— start —

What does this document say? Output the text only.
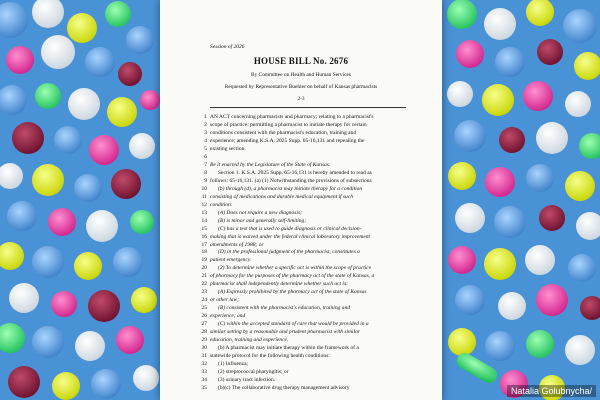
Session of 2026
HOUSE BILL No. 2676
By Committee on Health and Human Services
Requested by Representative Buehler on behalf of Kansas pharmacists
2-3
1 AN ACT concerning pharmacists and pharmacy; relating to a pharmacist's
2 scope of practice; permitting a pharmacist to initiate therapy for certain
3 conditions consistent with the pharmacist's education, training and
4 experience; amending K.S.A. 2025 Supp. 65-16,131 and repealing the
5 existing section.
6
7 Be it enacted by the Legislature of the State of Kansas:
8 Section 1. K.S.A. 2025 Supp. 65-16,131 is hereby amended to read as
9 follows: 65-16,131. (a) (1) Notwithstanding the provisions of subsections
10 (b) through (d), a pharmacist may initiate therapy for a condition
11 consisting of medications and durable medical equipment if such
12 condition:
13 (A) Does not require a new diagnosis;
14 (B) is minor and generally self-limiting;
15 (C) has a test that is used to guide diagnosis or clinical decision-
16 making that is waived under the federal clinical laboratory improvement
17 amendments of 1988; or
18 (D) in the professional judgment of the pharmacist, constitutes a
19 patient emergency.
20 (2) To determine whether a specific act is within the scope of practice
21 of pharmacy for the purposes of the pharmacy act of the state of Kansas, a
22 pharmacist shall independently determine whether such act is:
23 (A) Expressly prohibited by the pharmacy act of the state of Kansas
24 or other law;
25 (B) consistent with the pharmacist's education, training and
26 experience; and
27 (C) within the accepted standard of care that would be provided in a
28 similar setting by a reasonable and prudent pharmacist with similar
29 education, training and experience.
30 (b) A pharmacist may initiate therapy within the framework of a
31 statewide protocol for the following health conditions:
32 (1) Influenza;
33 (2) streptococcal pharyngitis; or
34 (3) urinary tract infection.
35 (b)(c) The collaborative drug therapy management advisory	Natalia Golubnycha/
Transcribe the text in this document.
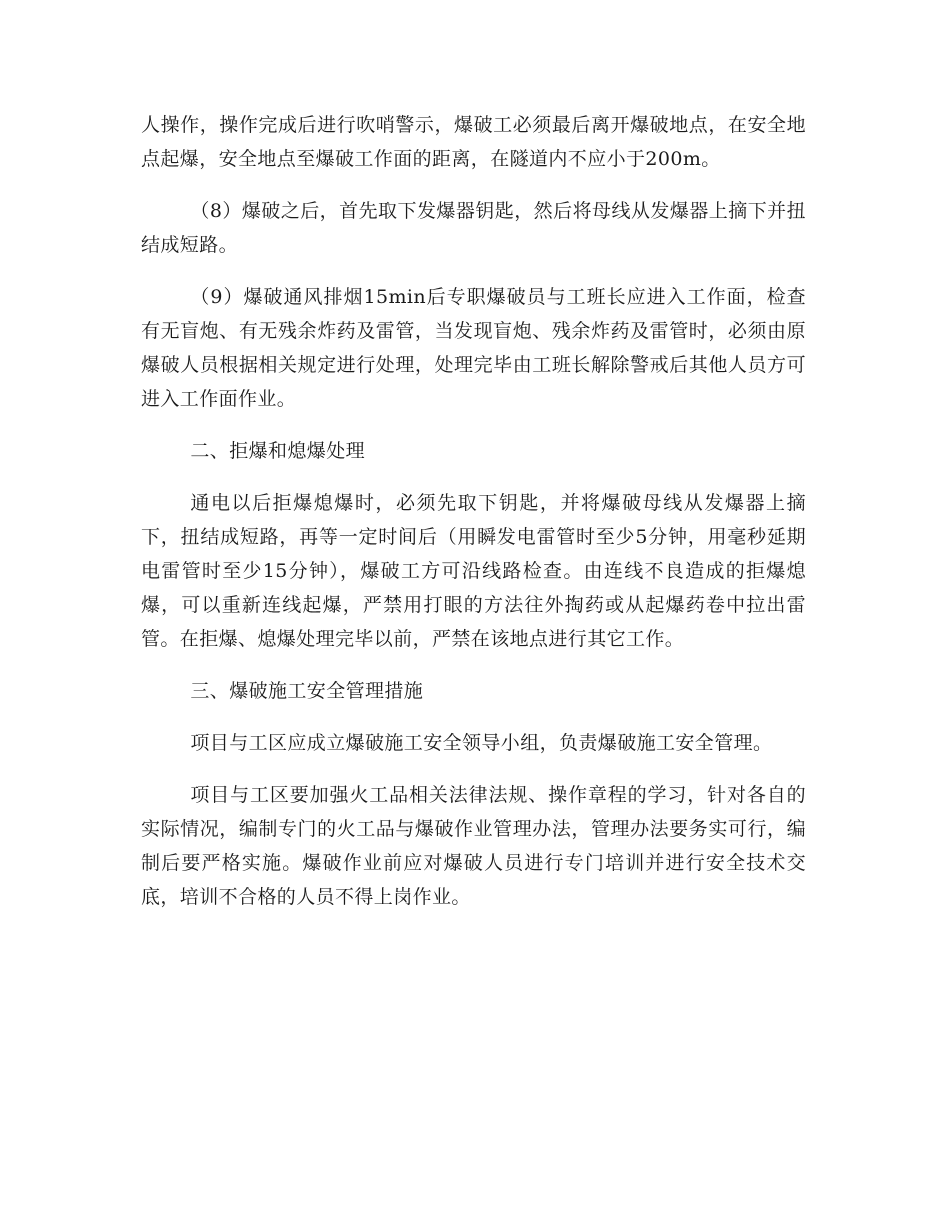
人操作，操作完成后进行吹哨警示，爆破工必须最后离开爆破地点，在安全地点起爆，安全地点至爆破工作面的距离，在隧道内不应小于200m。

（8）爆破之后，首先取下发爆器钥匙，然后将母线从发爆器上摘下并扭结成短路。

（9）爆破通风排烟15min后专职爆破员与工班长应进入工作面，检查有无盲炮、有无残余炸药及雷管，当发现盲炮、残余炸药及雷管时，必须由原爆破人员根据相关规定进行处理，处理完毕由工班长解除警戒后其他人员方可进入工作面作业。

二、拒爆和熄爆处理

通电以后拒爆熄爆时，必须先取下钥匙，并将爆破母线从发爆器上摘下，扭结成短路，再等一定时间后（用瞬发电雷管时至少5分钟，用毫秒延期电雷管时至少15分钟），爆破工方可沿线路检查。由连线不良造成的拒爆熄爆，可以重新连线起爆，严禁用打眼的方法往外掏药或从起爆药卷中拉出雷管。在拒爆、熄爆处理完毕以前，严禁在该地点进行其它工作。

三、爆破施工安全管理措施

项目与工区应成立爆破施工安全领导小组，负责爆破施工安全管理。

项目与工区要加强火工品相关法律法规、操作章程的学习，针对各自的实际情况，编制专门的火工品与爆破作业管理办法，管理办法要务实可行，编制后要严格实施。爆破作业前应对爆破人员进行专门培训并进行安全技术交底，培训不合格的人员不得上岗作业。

— end —

Go through the entries above and pull out each line with "pharmacy" in it.

1 AN ACT concerning pharmacists and pharmacy; relating to a pharmacist's
21 of pharmacy for the purposes of the pharmacy act of the state of Kansas, a
23 (A) Expressly prohibited by the pharmacy act of the state of Kansas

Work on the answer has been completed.